▶ [What you are asked to do] Copy down every line where the string "page" shows up.

▶ [Supplied entries]
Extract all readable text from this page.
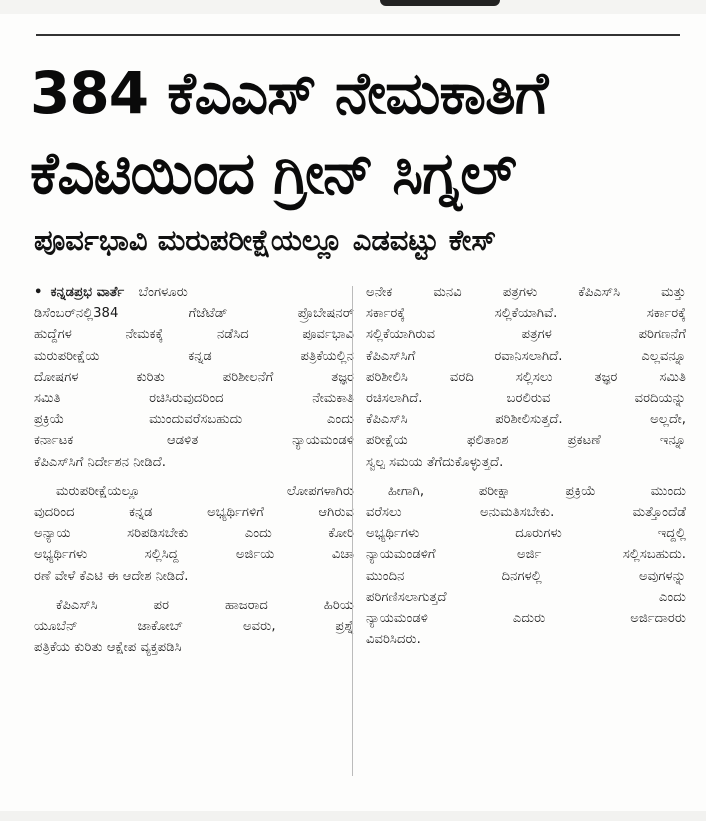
384 ಕೆಎಎಸ್ ನೇಮಕಾತಿಗೆ
ಕೆಎಟಿಯಿಂದ ಗ್ರೀನ್ ಸಿಗ್ನಲ್
ಪೂರ್ವಭಾವಿ ಮರುಪರೀಕ್ಷೆಯಲ್ಲೂ ಎಡವಟ್ಟು ಕೇಸ್
• ಕನ್ನಡಪ್ರಭ ವಾರ್ತೆ ಬೆಂಗಳೂರು
ಡಿಸೆಂಬರ್‌ನಲ್ಲಿ384 ಗೆಜೆಟೆಡ್ ಪ್ರೊಬೇಷನರ್
ಹುದ್ದೆಗಳ ನೇಮಕಕ್ಕೆ ನಡೆಸಿದ ಪೂರ್ವಭಾವಿ
ಮರುಪರೀಕ್ಷೆಯ ಕನ್ನಡ ಪತ್ರಿಕೆಯಲ್ಲಿನ
ದೋಷಗಳ ಕುರಿತು ಪರಿಶೀಲನೆಗೆ ತಜ್ಞರ
ಸಮಿತಿ ರಚಿಸಿರುವುದರಿಂದ ನೇಮಕಾತಿ
ಪ್ರಕ್ರಿಯೆ ಮುಂದುವರೆಸಬಹುದು ಎಂದು
ಕರ್ನಾಟಕ ಆಡಳಿತ ನ್ಯಾಯಮಂಡಳಿ
ಕೆಪಿಎಸ್‌ಸಿಗೆ ನಿರ್ದೇಶನ ನೀಡಿದೆ.
ಮರುಪರೀಕ್ಷೆಯಲ್ಲೂ ಲೋಪಗಳಾಗಿರು
ವುದರಿಂದ ಕನ್ನಡ ಅಭ್ಯರ್ಥಿಗಳಿಗೆ ಆಗಿರುವ
ಅನ್ಯಾಯ ಸರಿಪಡಿಸಬೇಕು ಎಂದು ಕೋರಿ
ಅಭ್ಯರ್ಥಿಗಳು ಸಲ್ಲಿಸಿದ್ದ ಅರ್ಜಿಯ ವಿಚಾ
ರಣೆ ವೇಳೆ ಕೆಎಟಿ ಈ ಆದೇಶ ನೀಡಿದೆ.
ಕೆಪಿಎಸ್‌ಸಿ ಪರ ಹಾಜರಾದ ಹಿರಿಯ
ಯೂಬೆನ್ ಜಾಕೋಬ್ ಅವರು, ಪ್ರಶ್ನೆ
ಪತ್ರಿಕೆಯ ಕುರಿತು ಆಕ್ಷೇಪ ವ್ಯಕ್ತಪಡಿಸಿ
ಅನೇಕ ಮನವಿ ಪತ್ರಗಳು ಕೆಪಿಎಸ್‌ಸಿ ಮತ್ತು
ಸರ್ಕಾರಕ್ಕೆ ಸಲ್ಲಿಕೆಯಾಗಿವೆ. ಸರ್ಕಾರಕ್ಕೆ
ಸಲ್ಲಿಕೆಯಾಗಿರುವ ಪತ್ರಗಳ ಪರಿಗಣನೆಗೆ
ಕೆಪಿಎಸ್‌ಸಿಗೆ ರವಾನಿಸಲಾಗಿದೆ. ಎಲ್ಲವನ್ನೂ
ಪರಿಶೀಲಿಸಿ ವರದಿ ಸಲ್ಲಿಸಲು ತಜ್ಞರ ಸಮಿತಿ
ರಚಿಸಲಾಗಿದೆ. ಬರಲಿರುವ ವರದಿಯನ್ನು
ಕೆಪಿಎಸ್‌ಸಿ ಪರಿಶೀಲಿಸುತ್ತದೆ. ಅಲ್ಲದೇ,
ಪರೀಕ್ಷೆಯ ಫಲಿತಾಂಶ ಪ್ರಕಟಣೆ ಇನ್ನೂ
ಸ್ವಲ್ಪ ಸಮಯ ತೆಗೆದುಕೊಳ್ಳುತ್ತದೆ.
ಹೀಗಾಗಿ, ಪರೀಕ್ಷಾ ಪ್ರಕ್ರಿಯೆ ಮುಂದು
ವರೆಸಲು ಅನುಮತಿಸಬೇಕು. ಮತ್ತೊಂದೆಡೆ
ಅಭ್ಯರ್ಥಿಗಳು ದೂರುಗಳು ಇದ್ದಲ್ಲಿ
ನ್ಯಾಯಮಂಡಳಿಗೆ ಅರ್ಜಿ ಸಲ್ಲಿಸಬಹುದು.
ಮುಂದಿನ ದಿನಗಳಲ್ಲಿ ಅವುಗಳನ್ನು
ಪರಿಗಣಿಸಲಾಗುತ್ತದೆ ಎಂದು
ನ್ಯಾಯಮಂಡಳಿ ಎದುರು ಅರ್ಜಿದಾರರು
ವಿವರಿಸಿದರು.
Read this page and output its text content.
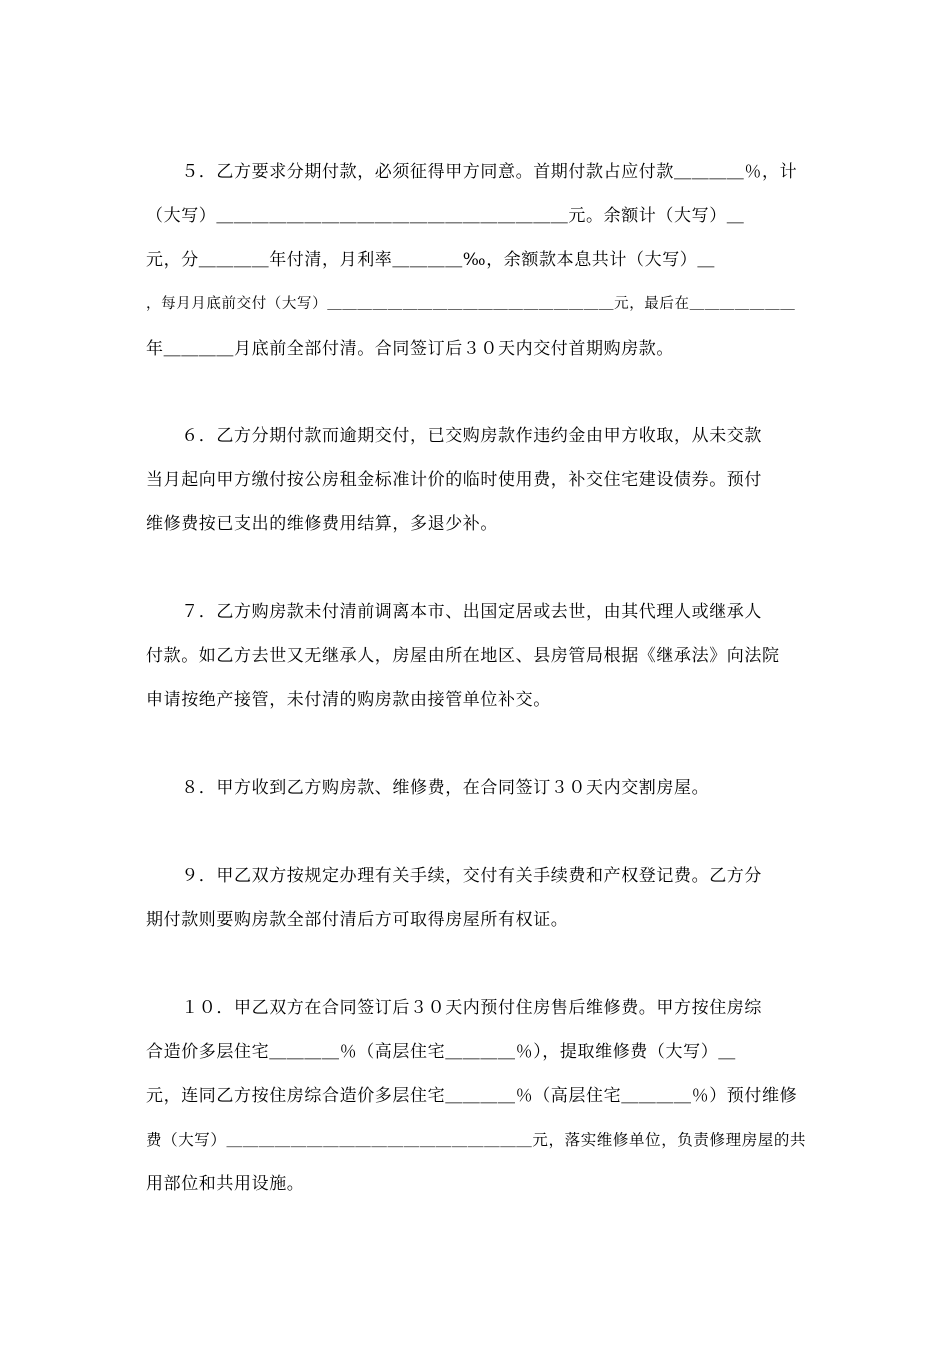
　　５．乙方要求分期付款，必须征得甲方同意。首期付款占应付款＿＿＿＿％，计
（大写）＿＿＿＿＿＿＿＿＿＿＿＿＿＿＿＿＿＿＿＿元。余额计（大写）＿
元，分＿＿＿＿年付清，月利率＿＿＿＿‰，余额款本息共计（大写）＿
，每月月底前交付（大写）＿＿＿＿＿＿＿＿＿＿＿＿＿＿＿＿＿＿＿元，最后在＿＿＿＿＿＿＿
年＿＿＿＿月底前全部付清。合同签订后３０天内交付首期购房款。
　　６．乙方分期付款而逾期交付，已交购房款作违约金由甲方收取，从未交款
当月起向甲方缴付按公房租金标准计价的临时使用费，补交住宅建设债券。预付
维修费按已支出的维修费用结算，多退少补。
　　７．乙方购房款未付清前调离本市、出国定居或去世，由其代理人或继承人
付款。如乙方去世又无继承人，房屋由所在地区、县房管局根据《继承法》向法院
申请按绝产接管，未付清的购房款由接管单位补交。
　　８．甲方收到乙方购房款、维修费，在合同签订３０天内交割房屋。
　　９．甲乙双方按规定办理有关手续，交付有关手续费和产权登记费。乙方分
期付款则要购房款全部付清后方可取得房屋所有权证。
　　１０．甲乙双方在合同签订后３０天内预付住房售后维修费。甲方按住房综
合造价多层住宅＿＿＿＿％（高层住宅＿＿＿＿％），提取维修费（大写）＿
元，连同乙方按住房综合造价多层住宅＿＿＿＿％（高层住宅＿＿＿＿％）预付维修
费（大写）＿＿＿＿＿＿＿＿＿＿＿＿＿＿＿＿＿＿＿元，落实维修单位，负责修理房屋的共
用部位和共用设施。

▶ [Answer to this task]
Extract all readable text from this page.
Read this page and output its text content.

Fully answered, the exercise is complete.